### Task to complete
Do not include the pictures; repeat the rest of the data exactly.

### Raw records
########################################

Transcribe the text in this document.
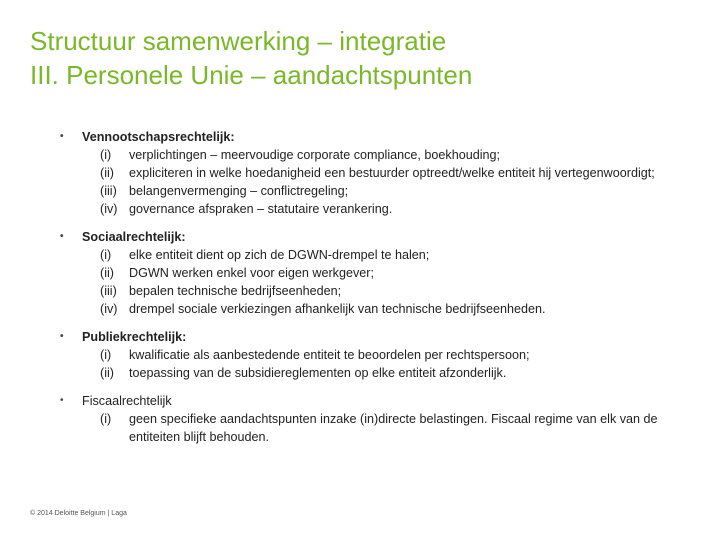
Structuur samenwerking – integratie
III. Personele Unie – aandachtspunten
• Vennootschapsrechtelijk:
(i)	verplichtingen – meervoudige corporate compliance, boekhouding;
(ii)	expliciteren in welke hoedanigheid een bestuurder optreedt/welke entiteit hij vertegenwoordigt;
(iii) belangenvermenging – conflictregeling;
(iv) governance afspraken – statutaire verankering.
• Sociaalrechtelijk:
(i)	elke entiteit dient op zich de DGWN-drempel te halen;
(ii)	DGWN werken enkel voor eigen werkgever;
(iii) bepalen technische bedrijfseenheden;
(iv) drempel sociale verkiezingen afhankelijk van technische bedrijfseenheden.
• Publiekrechtelijk:
(i)	kwalificatie als aanbestedende entiteit te beoordelen per rechtspersoon;
(ii)	toepassing van de subsidiereglementen op elke entiteit afzonderlijk.
• Fiscaalrechtelijk
(i)	geen specifieke aandachtspunten inzake (in)directe belastingen. Fiscaal regime van elk van de entiteiten blijft behouden.
© 2014 Deloitte Belgium | Laga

########################################

### Exercise response
Transcribe the text in this document.
Structuur samenwerking – integratie
III. Personele Unie – aandachtspunten
• Vennootschapsrechtelijk:
(i)	verplichtingen – meervoudige corporate compliance, boekhouding;
(ii)	expliciteren in welke hoedanigheid een bestuurder optreedt/welke entiteit hij vertegenwoordigt;
(iii) belangenvermenging – conflictregeling;
(iv) governance afspraken – statutaire verankering.
• Sociaalrechtelijk:
(i)	elke entiteit dient op zich de DGWN-drempel te halen;
(ii)	DGWN werken enkel voor eigen werkgever;
(iii) bepalen technische bedrijfseenheden;
(iv) drempel sociale verkiezingen afhankelijk van technische bedrijfseenheden.
• Publiekrechtelijk:
(i)	kwalificatie als aanbestedende entiteit te beoordelen per rechtspersoon;
(ii)	toepassing van de subsidiereglementen op elke entiteit afzonderlijk.
• Fiscaalrechtelijk
(i)	geen specifieke aandachtspunten inzake (in)directe belastingen. Fiscaal regime van elk van de entiteiten blijft behouden.
© 2014 Deloitte Belgium | Laga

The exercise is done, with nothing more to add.